> Available data:
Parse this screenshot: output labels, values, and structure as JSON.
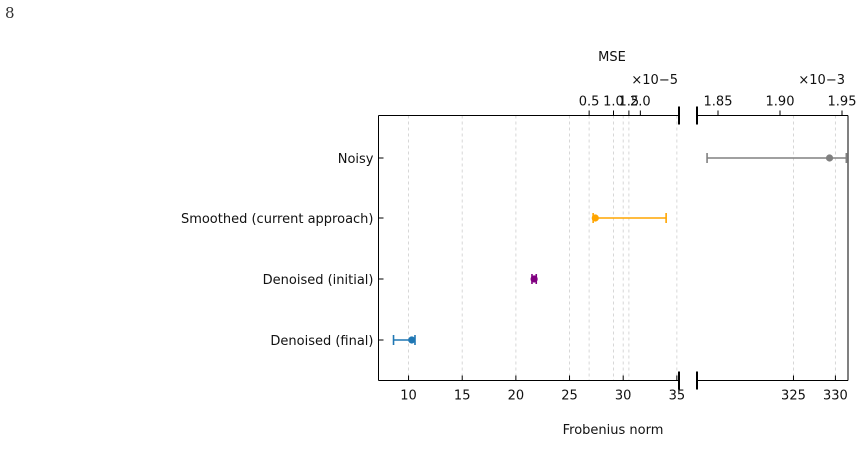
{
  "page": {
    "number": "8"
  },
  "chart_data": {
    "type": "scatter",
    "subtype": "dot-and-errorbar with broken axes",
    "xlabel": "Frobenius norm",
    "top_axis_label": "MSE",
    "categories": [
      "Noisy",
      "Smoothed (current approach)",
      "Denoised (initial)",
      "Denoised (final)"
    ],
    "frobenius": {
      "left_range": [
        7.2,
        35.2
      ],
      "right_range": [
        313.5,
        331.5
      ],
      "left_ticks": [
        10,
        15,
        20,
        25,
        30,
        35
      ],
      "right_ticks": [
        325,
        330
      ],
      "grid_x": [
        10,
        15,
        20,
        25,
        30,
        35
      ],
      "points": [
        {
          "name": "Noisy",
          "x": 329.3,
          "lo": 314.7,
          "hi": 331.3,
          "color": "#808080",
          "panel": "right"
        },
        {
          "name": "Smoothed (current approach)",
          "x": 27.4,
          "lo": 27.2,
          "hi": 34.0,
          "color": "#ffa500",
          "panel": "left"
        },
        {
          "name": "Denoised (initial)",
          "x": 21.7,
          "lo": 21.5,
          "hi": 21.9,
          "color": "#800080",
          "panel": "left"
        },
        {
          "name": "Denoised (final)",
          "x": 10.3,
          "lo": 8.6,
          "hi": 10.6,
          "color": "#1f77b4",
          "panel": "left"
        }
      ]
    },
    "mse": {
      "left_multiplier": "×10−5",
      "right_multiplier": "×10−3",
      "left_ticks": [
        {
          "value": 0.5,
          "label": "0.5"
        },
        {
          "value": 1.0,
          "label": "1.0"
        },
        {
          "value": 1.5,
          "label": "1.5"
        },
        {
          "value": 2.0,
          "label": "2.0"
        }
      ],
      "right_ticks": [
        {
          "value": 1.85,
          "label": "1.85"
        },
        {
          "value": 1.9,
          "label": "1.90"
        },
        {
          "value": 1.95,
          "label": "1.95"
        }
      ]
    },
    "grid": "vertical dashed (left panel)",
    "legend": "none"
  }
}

> Exercise details:
Transcribe every entry word for word, but skip the pictures.

> Response to this exercise:
Parse this screenshot: output labels, values, and structure as JSON.
{
  "page": {
    "number": "8"
  },
  "chart_data": {
    "type": "scatter",
    "subtype": "dot-and-errorbar with broken axes",
    "xlabel": "Frobenius norm",
    "top_axis_label": "MSE",
    "categories": [
      "Noisy",
      "Smoothed (current approach)",
      "Denoised (initial)",
      "Denoised (final)"
    ],
    "frobenius": {
      "left_range": [
        7.2,
        35.2
      ],
      "right_range": [
        313.5,
        331.5
      ],
      "left_ticks": [
        10,
        15,
        20,
        25,
        30,
        35
      ],
      "right_ticks": [
        325,
        330
      ],
      "grid_x": [
        10,
        15,
        20,
        25,
        30,
        35
      ],
      "points": [
        {
          "name": "Noisy",
          "x": 329.3,
          "lo": 314.7,
          "hi": 331.3,
          "color": "#808080",
          "panel": "right"
        },
        {
          "name": "Smoothed (current approach)",
          "x": 27.4,
          "lo": 27.2,
          "hi": 34.0,
          "color": "#ffa500",
          "panel": "left"
        },
        {
          "name": "Denoised (initial)",
          "x": 21.7,
          "lo": 21.5,
          "hi": 21.9,
          "color": "#800080",
          "panel": "left"
        },
        {
          "name": "Denoised (final)",
          "x": 10.3,
          "lo": 8.6,
          "hi": 10.6,
          "color": "#1f77b4",
          "panel": "left"
        }
      ]
    },
    "mse": {
      "left_multiplier": "×10−5",
      "right_multiplier": "×10−3",
      "left_ticks": [
        {
          "value": 0.5,
          "label": "0.5"
        },
        {
          "value": 1.0,
          "label": "1.0"
        },
        {
          "value": 1.5,
          "label": "1.5"
        },
        {
          "value": 2.0,
          "label": "2.0"
        }
      ],
      "right_ticks": [
        {
          "value": 1.85,
          "label": "1.85"
        },
        {
          "value": 1.9,
          "label": "1.90"
        },
        {
          "value": 1.95,
          "label": "1.95"
        }
      ]
    },
    "grid": "vertical dashed (left panel)",
    "legend": "none"
  }
}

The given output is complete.